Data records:
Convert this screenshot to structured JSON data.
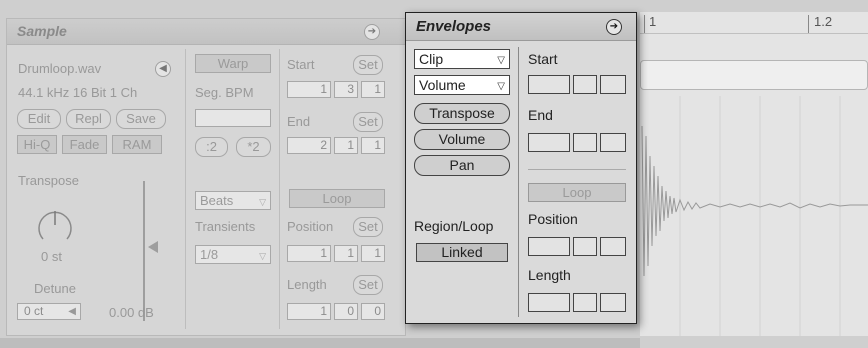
{
  "sample": {
    "title": "Sample",
    "filename": "Drumloop.wav",
    "format": "44.1 kHz 16 Bit 1 Ch",
    "edit": "Edit",
    "repl": "Repl",
    "save": "Save",
    "hiq": "Hi-Q",
    "fade": "Fade",
    "ram": "RAM",
    "transpose_label": "Transpose",
    "transpose_value": "0 st",
    "detune_label": "Detune",
    "detune_value": "0 ct",
    "gain_value": "0.00 dB",
    "warp": "Warp",
    "seg_bpm": "Seg. BPM",
    "half": ":2",
    "double": "*2",
    "warp_mode": "Beats",
    "transients": "Transients",
    "transients_value": "1/8",
    "start": "Start",
    "end": "End",
    "set": "Set",
    "start_vals": [
      "1",
      "3",
      "1"
    ],
    "end_vals": [
      "2",
      "1",
      "1"
    ],
    "loop": "Loop",
    "position": "Position",
    "position_vals": [
      "1",
      "1",
      "1"
    ],
    "length": "Length",
    "length_vals": [
      "1",
      "0",
      "0"
    ]
  },
  "envelopes": {
    "title": "Envelopes",
    "device_select": "Clip",
    "control_select": "Volume",
    "transpose": "Transpose",
    "volume": "Volume",
    "pan": "Pan",
    "region_loop": "Region/Loop",
    "linked": "Linked",
    "start": "Start",
    "end": "End",
    "loop": "Loop",
    "position": "Position",
    "length": "Length"
  },
  "ruler": {
    "marks": [
      "1",
      "1.2"
    ]
  }
}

• **Do this**: All of the records need repeating exactly, except for the pictures.

• **Correct output**:
Convert this screenshot to structured JSON data.
{
  "sample": {
    "title": "Sample",
    "filename": "Drumloop.wav",
    "format": "44.1 kHz 16 Bit 1 Ch",
    "edit": "Edit",
    "repl": "Repl",
    "save": "Save",
    "hiq": "Hi-Q",
    "fade": "Fade",
    "ram": "RAM",
    "transpose_label": "Transpose",
    "transpose_value": "0 st",
    "detune_label": "Detune",
    "detune_value": "0 ct",
    "gain_value": "0.00 dB",
    "warp": "Warp",
    "seg_bpm": "Seg. BPM",
    "half": ":2",
    "double": "*2",
    "warp_mode": "Beats",
    "transients": "Transients",
    "transients_value": "1/8",
    "start": "Start",
    "end": "End",
    "set": "Set",
    "start_vals": [
      "1",
      "3",
      "1"
    ],
    "end_vals": [
      "2",
      "1",
      "1"
    ],
    "loop": "Loop",
    "position": "Position",
    "position_vals": [
      "1",
      "1",
      "1"
    ],
    "length": "Length",
    "length_vals": [
      "1",
      "0",
      "0"
    ]
  },
  "envelopes": {
    "title": "Envelopes",
    "device_select": "Clip",
    "control_select": "Volume",
    "transpose": "Transpose",
    "volume": "Volume",
    "pan": "Pan",
    "region_loop": "Region/Loop",
    "linked": "Linked",
    "start": "Start",
    "end": "End",
    "loop": "Loop",
    "position": "Position",
    "length": "Length"
  },
  "ruler": {
    "marks": [
      "1",
      "1.2"
    ]
  }
}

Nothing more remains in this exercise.